OBJECTIVE —
Search the records for the word "있습니다" and report each line that has it.

[Records]

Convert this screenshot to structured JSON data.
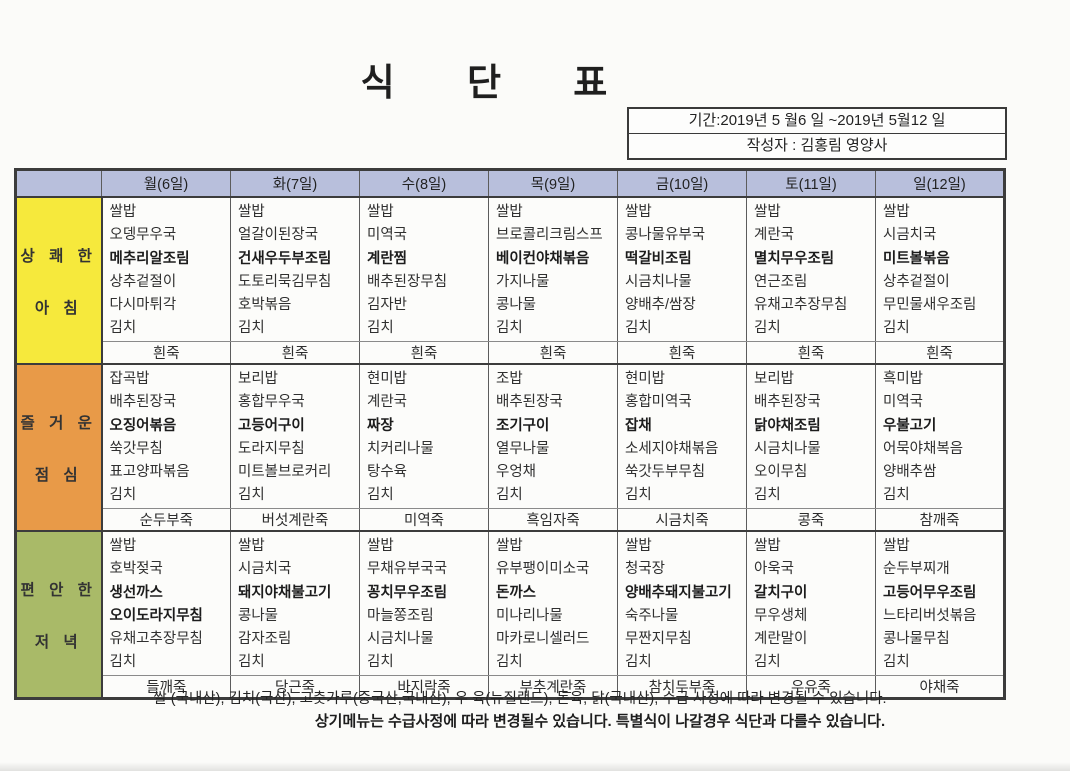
{
  "title": "식 단 표",
  "info_box": {
    "period": "기간:2019년 5 월6 일 ~2019년  5월12 일",
    "author": "작성자 : 김홍림 영양사"
  },
  "colors": {
    "header_bg": "#b8bfdc",
    "breakfast_bg": "#f6e93c",
    "lunch_bg": "#e89a48",
    "dinner_bg": "#a9ba68"
  },
  "table": {
    "day_headers": [
      "월(6일)",
      "화(7일)",
      "수(8일)",
      "목(9일)",
      "금(10일)",
      "토(11일)",
      "일(12일)"
    ],
    "sections": [
      {
        "id": "breakfast",
        "label_lines": [
          "상 쾌 한",
          "아 침"
        ],
        "menus": [
          [
            {
              "t": "쌀밥",
              "b": false
            },
            {
              "t": "오뎅무우국",
              "b": false
            },
            {
              "t": "메추리알조림",
              "b": true
            },
            {
              "t": "상추겉절이",
              "b": false
            },
            {
              "t": "다시마튀각",
              "b": false
            },
            {
              "t": "김치",
              "b": false
            }
          ],
          [
            {
              "t": "쌀밥",
              "b": false
            },
            {
              "t": "얼갈이된장국",
              "b": false
            },
            {
              "t": "건새우두부조림",
              "b": true
            },
            {
              "t": "도토리묵김무침",
              "b": false
            },
            {
              "t": "호박볶음",
              "b": false
            },
            {
              "t": "김치",
              "b": false
            }
          ],
          [
            {
              "t": "쌀밥",
              "b": false
            },
            {
              "t": "미역국",
              "b": false
            },
            {
              "t": "계란찜",
              "b": true
            },
            {
              "t": "배추된장무침",
              "b": false
            },
            {
              "t": "김자반",
              "b": false
            },
            {
              "t": "김치",
              "b": false
            }
          ],
          [
            {
              "t": "쌀밥",
              "b": false
            },
            {
              "t": "브로콜리크림스프",
              "b": false
            },
            {
              "t": "베이컨야채볶음",
              "b": true
            },
            {
              "t": "가지나물",
              "b": false
            },
            {
              "t": "콩나물",
              "b": false
            },
            {
              "t": "김치",
              "b": false
            }
          ],
          [
            {
              "t": "쌀밥",
              "b": false
            },
            {
              "t": "콩나물유부국",
              "b": false
            },
            {
              "t": "떡갈비조림",
              "b": true
            },
            {
              "t": "시금치나물",
              "b": false
            },
            {
              "t": "양배추/쌈장",
              "b": false
            },
            {
              "t": "김치",
              "b": false
            }
          ],
          [
            {
              "t": "쌀밥",
              "b": false
            },
            {
              "t": "계란국",
              "b": false
            },
            {
              "t": "멸치무우조림",
              "b": true
            },
            {
              "t": "연근조림",
              "b": false
            },
            {
              "t": "유채고추장무침",
              "b": false
            },
            {
              "t": "김치",
              "b": false
            }
          ],
          [
            {
              "t": "쌀밥",
              "b": false
            },
            {
              "t": "시금치국",
              "b": false
            },
            {
              "t": "미트볼볶음",
              "b": true
            },
            {
              "t": "상추겉절이",
              "b": false
            },
            {
              "t": "무민물새우조림",
              "b": false
            },
            {
              "t": "김치",
              "b": false
            }
          ]
        ],
        "porridge": [
          "흰죽",
          "흰죽",
          "흰죽",
          "흰죽",
          "흰죽",
          "흰죽",
          "흰죽"
        ]
      },
      {
        "id": "lunch",
        "label_lines": [
          "즐 거 운",
          "점 심"
        ],
        "menus": [
          [
            {
              "t": "잡곡밥",
              "b": false
            },
            {
              "t": "배추된장국",
              "b": false
            },
            {
              "t": "오징어볶음",
              "b": true
            },
            {
              "t": "쑥갓무침",
              "b": false
            },
            {
              "t": "표고양파볶음",
              "b": false
            },
            {
              "t": "김치",
              "b": false
            }
          ],
          [
            {
              "t": "보리밥",
              "b": false
            },
            {
              "t": "홍합무우국",
              "b": false
            },
            {
              "t": "고등어구이",
              "b": true
            },
            {
              "t": "도라지무침",
              "b": false
            },
            {
              "t": "미트볼브로커리",
              "b": false
            },
            {
              "t": "김치",
              "b": false
            }
          ],
          [
            {
              "t": "현미밥",
              "b": false
            },
            {
              "t": "계란국",
              "b": false
            },
            {
              "t": "짜장",
              "b": true
            },
            {
              "t": "치커리나물",
              "b": false
            },
            {
              "t": "탕수육",
              "b": false
            },
            {
              "t": "김치",
              "b": false
            }
          ],
          [
            {
              "t": "조밥",
              "b": false
            },
            {
              "t": "배추된장국",
              "b": false
            },
            {
              "t": "조기구이",
              "b": true
            },
            {
              "t": "열무나물",
              "b": false
            },
            {
              "t": "우엉채",
              "b": false
            },
            {
              "t": "김치",
              "b": false
            }
          ],
          [
            {
              "t": "현미밥",
              "b": false
            },
            {
              "t": "홍합미역국",
              "b": false
            },
            {
              "t": "잡채",
              "b": true
            },
            {
              "t": "소세지야채볶음",
              "b": false
            },
            {
              "t": "쑥갓두부무침",
              "b": false
            },
            {
              "t": "김치",
              "b": false
            }
          ],
          [
            {
              "t": "보리밥",
              "b": false
            },
            {
              "t": "배추된장국",
              "b": false
            },
            {
              "t": "닭야채조림",
              "b": true
            },
            {
              "t": "시금치나물",
              "b": false
            },
            {
              "t": "오이무침",
              "b": false
            },
            {
              "t": "김치",
              "b": false
            }
          ],
          [
            {
              "t": "흑미밥",
              "b": false
            },
            {
              "t": "미역국",
              "b": false
            },
            {
              "t": "우불고기",
              "b": true
            },
            {
              "t": "어묵야채복음",
              "b": false
            },
            {
              "t": "양배추쌈",
              "b": false
            },
            {
              "t": "김치",
              "b": false
            }
          ]
        ],
        "porridge": [
          "순두부죽",
          "버섯계란죽",
          "미역죽",
          "흑임자죽",
          "시금치죽",
          "콩죽",
          "참깨죽"
        ]
      },
      {
        "id": "dinner",
        "label_lines": [
          "편 안 한",
          "저 녁"
        ],
        "menus": [
          [
            {
              "t": "쌀밥",
              "b": false
            },
            {
              "t": "호박젖국",
              "b": false
            },
            {
              "t": "생선까스",
              "b": true
            },
            {
              "t": "오이도라지무침",
              "b": true
            },
            {
              "t": "유채고추장무침",
              "b": false
            },
            {
              "t": "김치",
              "b": false
            }
          ],
          [
            {
              "t": "쌀밥",
              "b": false
            },
            {
              "t": "시금치국",
              "b": false
            },
            {
              "t": "돼지야채불고기",
              "b": true
            },
            {
              "t": "콩나물",
              "b": false
            },
            {
              "t": "감자조림",
              "b": false
            },
            {
              "t": "김치",
              "b": false
            }
          ],
          [
            {
              "t": "쌀밥",
              "b": false
            },
            {
              "t": "무채유부국국",
              "b": false
            },
            {
              "t": "꽁치무우조림",
              "b": true
            },
            {
              "t": "마늘쫑조림",
              "b": false
            },
            {
              "t": "시금치나물",
              "b": false
            },
            {
              "t": "김치",
              "b": false
            }
          ],
          [
            {
              "t": "쌀밥",
              "b": false
            },
            {
              "t": "유부팽이미소국",
              "b": false
            },
            {
              "t": "돈까스",
              "b": true
            },
            {
              "t": "미나리나물",
              "b": false
            },
            {
              "t": "마카로니셀러드",
              "b": false
            },
            {
              "t": "김치",
              "b": false
            }
          ],
          [
            {
              "t": "쌀밥",
              "b": false
            },
            {
              "t": "청국장",
              "b": false
            },
            {
              "t": "양배추돼지불고기",
              "b": true
            },
            {
              "t": "숙주나물",
              "b": false
            },
            {
              "t": "무짠지무침",
              "b": false
            },
            {
              "t": "김치",
              "b": false
            }
          ],
          [
            {
              "t": "쌀밥",
              "b": false
            },
            {
              "t": "아욱국",
              "b": false
            },
            {
              "t": "갈치구이",
              "b": true
            },
            {
              "t": "무우생체",
              "b": false
            },
            {
              "t": "계란말이",
              "b": false
            },
            {
              "t": "김치",
              "b": false
            }
          ],
          [
            {
              "t": "쌀밥",
              "b": false
            },
            {
              "t": "순두부찌개",
              "b": false
            },
            {
              "t": "고등어무우조림",
              "b": true
            },
            {
              "t": "느타리버섯볶음",
              "b": false
            },
            {
              "t": "콩나물무침",
              "b": false
            },
            {
              "t": "김치",
              "b": false
            }
          ]
        ],
        "porridge": [
          "들깨죽",
          "당근죽",
          "바지락죽",
          "부추계란죽",
          "참치두부죽",
          "우유죽",
          "야채죽"
        ]
      }
    ]
  },
  "footer": {
    "line1": "쌀 (국내산), 김치(국산), 고춧가루(중국산,국내산), 우 육(뉴질랜드), 돈육, 닭(국내산), 수급 사정에 따라 변경될 수 있습니다.",
    "line2": "상기메뉴는  수급사정에 따라 변경될수 있습니다. 특별식이 나갈경우 식단과 다를수 있습니다."
  }
}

SOLUTION TO THIS TASK —
    "line1": "쌀 (국내산), 김치(국산), 고춧가루(중국산,국내산), 우 육(뉴질랜드), 돈육, 닭(국내산), 수급 사정에 따라 변경될 수 있습니다.",
    "line2": "상기메뉴는  수급사정에 따라 변경될수 있습니다. 특별식이 나갈경우 식단과 다를수 있습니다."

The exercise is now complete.